The task -
Go over the entries below line by line, copying each one that contains the word "training".

[Start Excerpted data]

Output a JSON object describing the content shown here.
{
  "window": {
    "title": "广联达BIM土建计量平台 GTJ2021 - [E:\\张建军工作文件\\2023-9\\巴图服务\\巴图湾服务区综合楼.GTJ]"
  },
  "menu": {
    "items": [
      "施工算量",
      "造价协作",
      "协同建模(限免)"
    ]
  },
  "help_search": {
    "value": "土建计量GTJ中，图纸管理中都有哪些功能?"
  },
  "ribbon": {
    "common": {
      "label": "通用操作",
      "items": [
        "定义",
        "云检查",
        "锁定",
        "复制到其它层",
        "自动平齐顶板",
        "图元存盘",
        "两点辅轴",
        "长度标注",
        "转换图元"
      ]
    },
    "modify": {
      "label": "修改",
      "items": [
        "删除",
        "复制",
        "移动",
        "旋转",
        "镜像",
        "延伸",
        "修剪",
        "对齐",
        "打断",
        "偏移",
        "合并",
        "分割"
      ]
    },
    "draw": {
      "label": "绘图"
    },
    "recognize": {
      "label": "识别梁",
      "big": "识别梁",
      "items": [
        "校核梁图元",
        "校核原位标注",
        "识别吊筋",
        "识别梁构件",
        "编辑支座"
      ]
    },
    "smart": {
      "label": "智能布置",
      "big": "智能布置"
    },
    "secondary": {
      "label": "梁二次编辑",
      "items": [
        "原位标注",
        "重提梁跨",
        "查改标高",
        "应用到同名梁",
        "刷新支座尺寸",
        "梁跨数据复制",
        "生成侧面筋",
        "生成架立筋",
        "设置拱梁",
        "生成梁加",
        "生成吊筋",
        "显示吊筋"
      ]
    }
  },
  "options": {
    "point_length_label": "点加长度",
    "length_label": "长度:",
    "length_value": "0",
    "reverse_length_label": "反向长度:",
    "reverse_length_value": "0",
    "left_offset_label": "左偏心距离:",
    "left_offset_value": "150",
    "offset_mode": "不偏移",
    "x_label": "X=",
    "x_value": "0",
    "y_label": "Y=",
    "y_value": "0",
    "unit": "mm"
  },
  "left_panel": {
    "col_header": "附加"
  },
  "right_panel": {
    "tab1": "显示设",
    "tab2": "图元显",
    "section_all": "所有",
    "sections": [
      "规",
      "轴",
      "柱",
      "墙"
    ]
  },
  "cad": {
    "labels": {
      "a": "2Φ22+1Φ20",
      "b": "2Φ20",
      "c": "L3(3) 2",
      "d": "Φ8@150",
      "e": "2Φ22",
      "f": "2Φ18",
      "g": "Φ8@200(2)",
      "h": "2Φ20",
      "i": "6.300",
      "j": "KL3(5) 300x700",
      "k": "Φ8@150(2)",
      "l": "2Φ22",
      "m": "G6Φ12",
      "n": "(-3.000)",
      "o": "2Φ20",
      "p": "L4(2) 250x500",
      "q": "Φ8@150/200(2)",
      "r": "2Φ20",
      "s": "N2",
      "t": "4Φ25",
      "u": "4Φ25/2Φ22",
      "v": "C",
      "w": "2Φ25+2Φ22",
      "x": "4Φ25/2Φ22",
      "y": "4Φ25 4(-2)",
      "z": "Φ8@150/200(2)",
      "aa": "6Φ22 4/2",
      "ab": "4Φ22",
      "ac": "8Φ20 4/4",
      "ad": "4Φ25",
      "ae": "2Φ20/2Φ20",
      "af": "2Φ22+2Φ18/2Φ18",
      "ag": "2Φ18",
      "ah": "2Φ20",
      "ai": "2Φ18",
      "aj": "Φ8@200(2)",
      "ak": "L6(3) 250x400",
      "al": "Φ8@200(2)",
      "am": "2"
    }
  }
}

[End Excerpted data]
[Start Excerpted data]

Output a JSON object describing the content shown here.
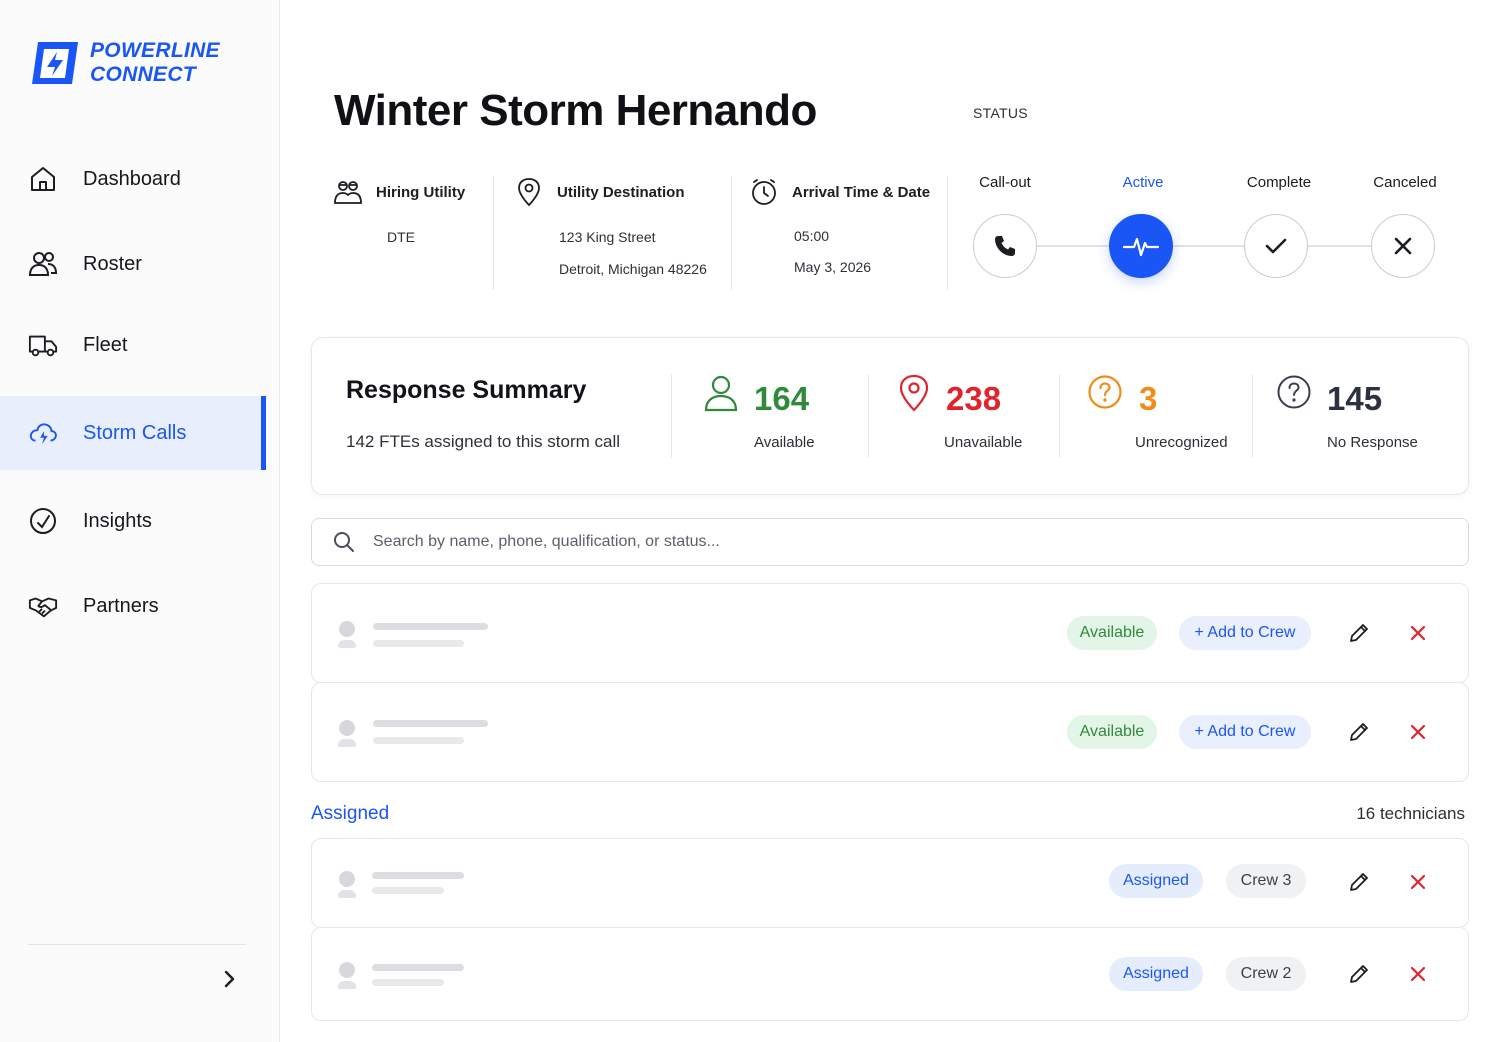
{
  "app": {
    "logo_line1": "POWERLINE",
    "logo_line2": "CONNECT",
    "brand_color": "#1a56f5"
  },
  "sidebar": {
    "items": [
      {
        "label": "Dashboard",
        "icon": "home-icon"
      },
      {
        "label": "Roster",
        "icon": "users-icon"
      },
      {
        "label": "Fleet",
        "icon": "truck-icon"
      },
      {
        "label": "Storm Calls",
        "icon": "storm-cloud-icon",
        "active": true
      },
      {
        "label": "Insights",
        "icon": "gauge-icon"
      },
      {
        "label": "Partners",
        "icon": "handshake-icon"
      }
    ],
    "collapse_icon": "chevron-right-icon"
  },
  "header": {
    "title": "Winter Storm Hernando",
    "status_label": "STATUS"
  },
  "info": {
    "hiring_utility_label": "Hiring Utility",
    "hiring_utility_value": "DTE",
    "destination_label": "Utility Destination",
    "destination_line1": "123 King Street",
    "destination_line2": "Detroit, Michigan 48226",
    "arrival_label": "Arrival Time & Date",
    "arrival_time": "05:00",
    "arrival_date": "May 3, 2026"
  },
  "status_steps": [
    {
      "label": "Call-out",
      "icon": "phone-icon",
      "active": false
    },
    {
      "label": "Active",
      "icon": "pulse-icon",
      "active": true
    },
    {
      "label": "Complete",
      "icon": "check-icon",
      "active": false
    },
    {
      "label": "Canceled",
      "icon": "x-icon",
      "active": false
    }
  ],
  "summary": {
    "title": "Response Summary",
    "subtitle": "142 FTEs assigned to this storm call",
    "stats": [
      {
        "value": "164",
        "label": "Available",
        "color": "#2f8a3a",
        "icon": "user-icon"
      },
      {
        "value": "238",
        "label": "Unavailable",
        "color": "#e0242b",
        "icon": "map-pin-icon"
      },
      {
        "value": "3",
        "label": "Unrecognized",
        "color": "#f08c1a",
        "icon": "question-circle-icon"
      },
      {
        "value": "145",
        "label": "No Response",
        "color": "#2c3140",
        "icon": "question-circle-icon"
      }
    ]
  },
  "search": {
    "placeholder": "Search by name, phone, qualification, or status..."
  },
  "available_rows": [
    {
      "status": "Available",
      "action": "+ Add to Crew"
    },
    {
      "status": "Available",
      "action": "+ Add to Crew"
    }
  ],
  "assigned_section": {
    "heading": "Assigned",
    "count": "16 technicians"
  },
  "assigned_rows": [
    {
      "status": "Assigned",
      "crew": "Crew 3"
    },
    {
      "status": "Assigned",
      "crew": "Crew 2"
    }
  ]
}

[End Excerpted data]
[Start Excerpted data]

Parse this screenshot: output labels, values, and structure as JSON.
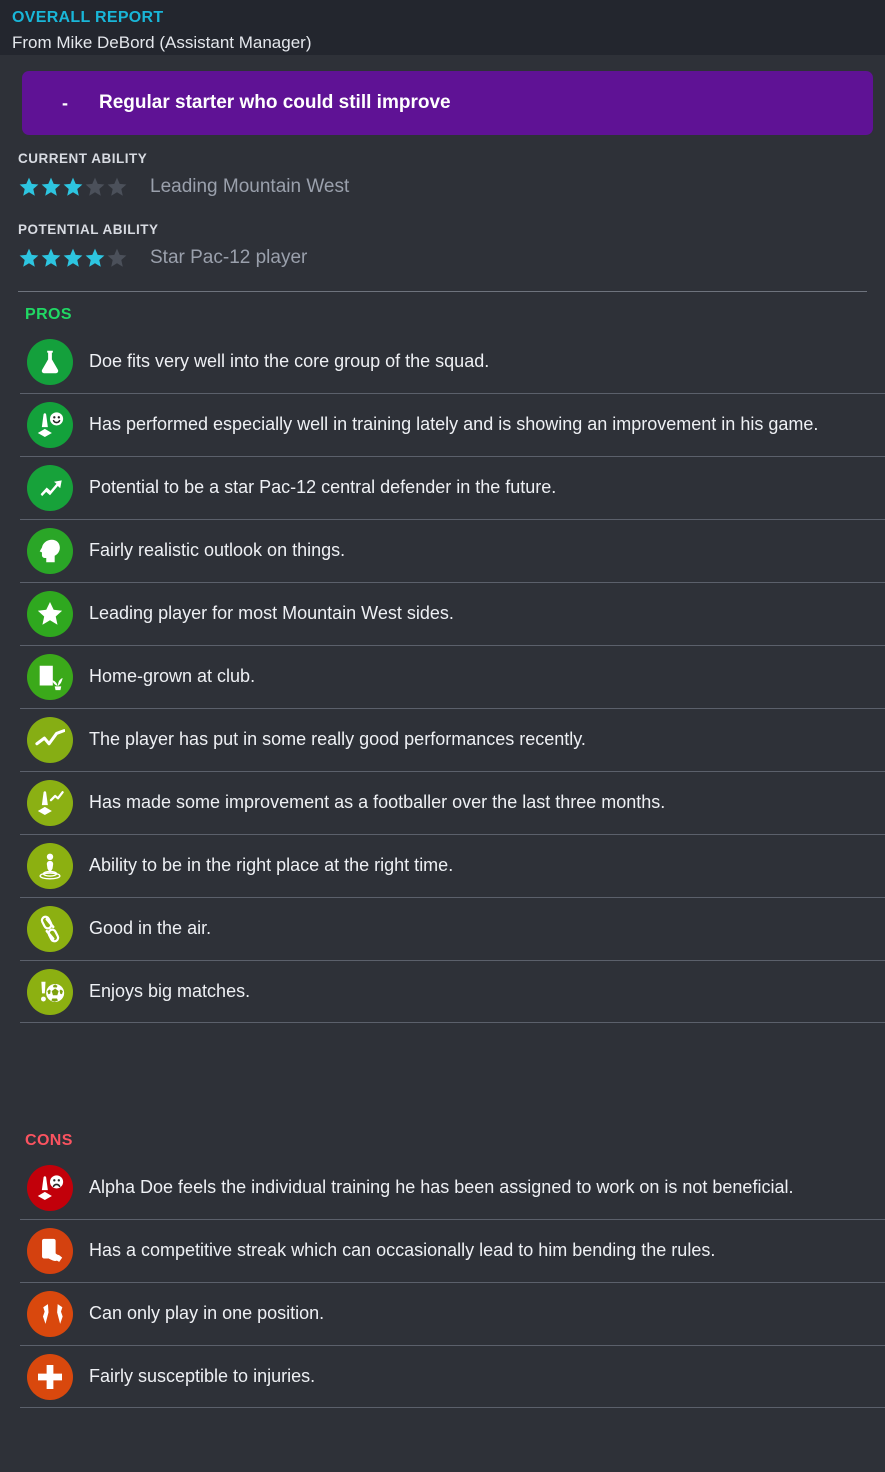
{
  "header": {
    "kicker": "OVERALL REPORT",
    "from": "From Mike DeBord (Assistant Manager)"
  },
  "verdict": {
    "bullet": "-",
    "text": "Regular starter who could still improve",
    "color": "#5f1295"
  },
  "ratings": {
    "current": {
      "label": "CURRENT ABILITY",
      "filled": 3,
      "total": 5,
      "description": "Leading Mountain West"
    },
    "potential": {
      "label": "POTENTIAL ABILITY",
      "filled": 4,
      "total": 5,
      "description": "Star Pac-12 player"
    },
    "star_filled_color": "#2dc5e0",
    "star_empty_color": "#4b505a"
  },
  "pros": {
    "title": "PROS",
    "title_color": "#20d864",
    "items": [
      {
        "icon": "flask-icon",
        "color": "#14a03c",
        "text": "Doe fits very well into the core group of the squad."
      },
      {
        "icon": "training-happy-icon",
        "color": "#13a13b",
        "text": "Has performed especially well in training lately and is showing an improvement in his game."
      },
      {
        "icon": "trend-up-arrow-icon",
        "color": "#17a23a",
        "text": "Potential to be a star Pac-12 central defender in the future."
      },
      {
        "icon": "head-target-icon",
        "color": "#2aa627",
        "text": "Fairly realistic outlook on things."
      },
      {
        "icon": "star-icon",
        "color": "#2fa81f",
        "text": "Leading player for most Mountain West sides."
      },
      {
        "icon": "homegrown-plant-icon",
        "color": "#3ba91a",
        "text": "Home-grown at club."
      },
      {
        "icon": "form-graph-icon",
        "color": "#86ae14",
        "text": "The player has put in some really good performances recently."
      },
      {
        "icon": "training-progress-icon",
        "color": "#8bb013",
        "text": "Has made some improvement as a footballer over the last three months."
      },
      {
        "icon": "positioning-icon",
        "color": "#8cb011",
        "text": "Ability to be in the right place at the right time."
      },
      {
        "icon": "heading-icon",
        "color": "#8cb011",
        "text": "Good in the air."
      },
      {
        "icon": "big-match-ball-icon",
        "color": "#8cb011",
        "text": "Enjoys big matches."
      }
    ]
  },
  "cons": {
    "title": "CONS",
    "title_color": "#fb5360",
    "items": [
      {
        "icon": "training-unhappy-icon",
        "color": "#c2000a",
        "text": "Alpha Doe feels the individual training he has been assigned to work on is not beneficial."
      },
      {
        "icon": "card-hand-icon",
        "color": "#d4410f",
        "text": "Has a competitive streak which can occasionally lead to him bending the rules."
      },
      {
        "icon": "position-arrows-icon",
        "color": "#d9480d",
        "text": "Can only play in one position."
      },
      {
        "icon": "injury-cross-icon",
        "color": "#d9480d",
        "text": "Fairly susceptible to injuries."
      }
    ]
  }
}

[End Excerpted data]

Response -
        "icon": "training-happy-icon",
        "text": "Has performed especially well in training lately and is showing an improvement in his game."
        "icon": "training-progress-icon",
        "icon": "training-unhappy-icon",
        "text": "Alpha Doe feels the individual training he has been assigned to work on is not beneficial."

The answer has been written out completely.